▶ **Required task**
Extract the text of every entry below exactly; leave images out.

▶ **Input records**
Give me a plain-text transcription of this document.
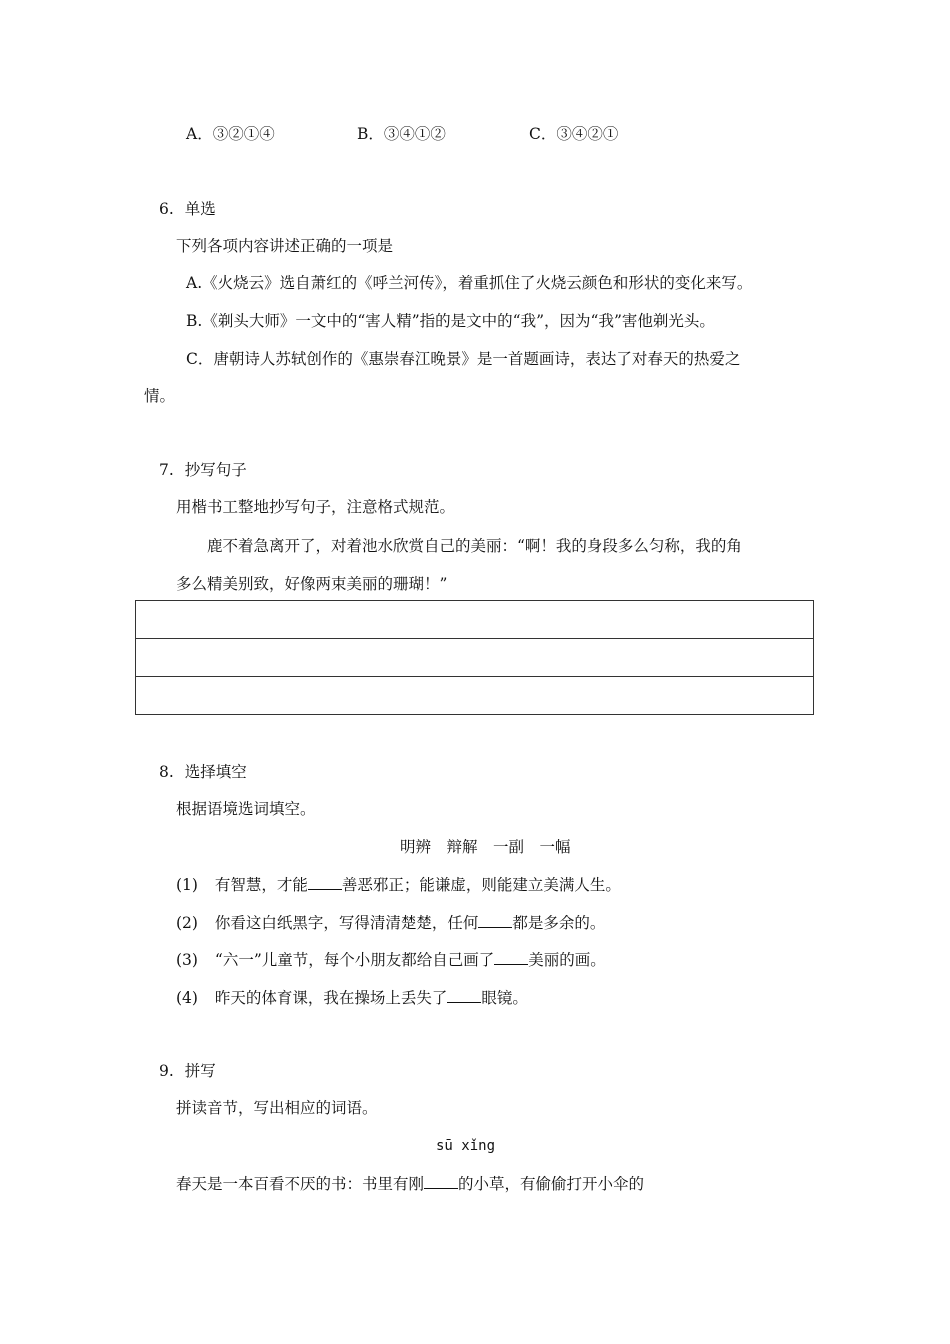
A．③②①④	B．③④①②	C．③④②①
6. 单选
下列各项内容讲述正确的一项是
A.《火烧云》选自萧红的《呼兰河传》，着重抓住了火烧云颜色和形状的变化来写。
B.《剃头大师》一文中的“害人精”指的是文中的“我”，因为“我”害他剃光头。
C．唐朝诗人苏轼创作的《惠崇春江晚景》是一首题画诗，表达了对春天的热爱之
情。
7. 抄写句子
用楷书工整地抄写句子，注意格式规范。
鹿不着急离开了，对着池水欣赏自己的美丽：“啊！我的身段多么匀称，我的角
多么精美别致，好像两束美丽的珊瑚！”
8. 选择填空
根据语境选词填空。
明辨　辩解　一副　一幅
(1) 有智慧，才能 善恶邪正；能谦虚，则能建立美满人生。
(2) 你看这白纸黑字，写得清清楚楚，任何 都是多余的。
(3) “六一”儿童节，每个小朋友都给自己画了 美丽的画。
(4) 昨天的体育课，我在操场上丢失了 眼镜。
9. 拼写
拼读音节，写出相应的词语。
sū xǐng
春天是一本百看不厌的书：书里有刚 的小草，有偷偷打开小伞的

▶ **Response to the task**
Give me a plain-text transcription of this document.
A．③②①④	B．③④①②	C．③④②①
6. 单选
下列各项内容讲述正确的一项是
A.《火烧云》选自萧红的《呼兰河传》，着重抓住了火烧云颜色和形状的变化来写。
B.《剃头大师》一文中的“害人精”指的是文中的“我”，因为“我”害他剃光头。
C．唐朝诗人苏轼创作的《惠崇春江晚景》是一首题画诗，表达了对春天的热爱之
情。
7. 抄写句子
用楷书工整地抄写句子，注意格式规范。
鹿不着急离开了，对着池水欣赏自己的美丽：“啊！我的身段多么匀称，我的角
多么精美别致，好像两束美丽的珊瑚！”
8. 选择填空
根据语境选词填空。
明辨　辩解　一副　一幅
(1) 有智慧，才能 善恶邪正；能谦虚，则能建立美满人生。
(2) 你看这白纸黑字，写得清清楚楚，任何 都是多余的。
(3) “六一”儿童节，每个小朋友都给自己画了 美丽的画。
(4) 昨天的体育课，我在操场上丢失了 眼镜。
9. 拼写
拼读音节，写出相应的词语。
sū xǐng
春天是一本百看不厌的书：书里有刚 的小草，有偷偷打开小伞的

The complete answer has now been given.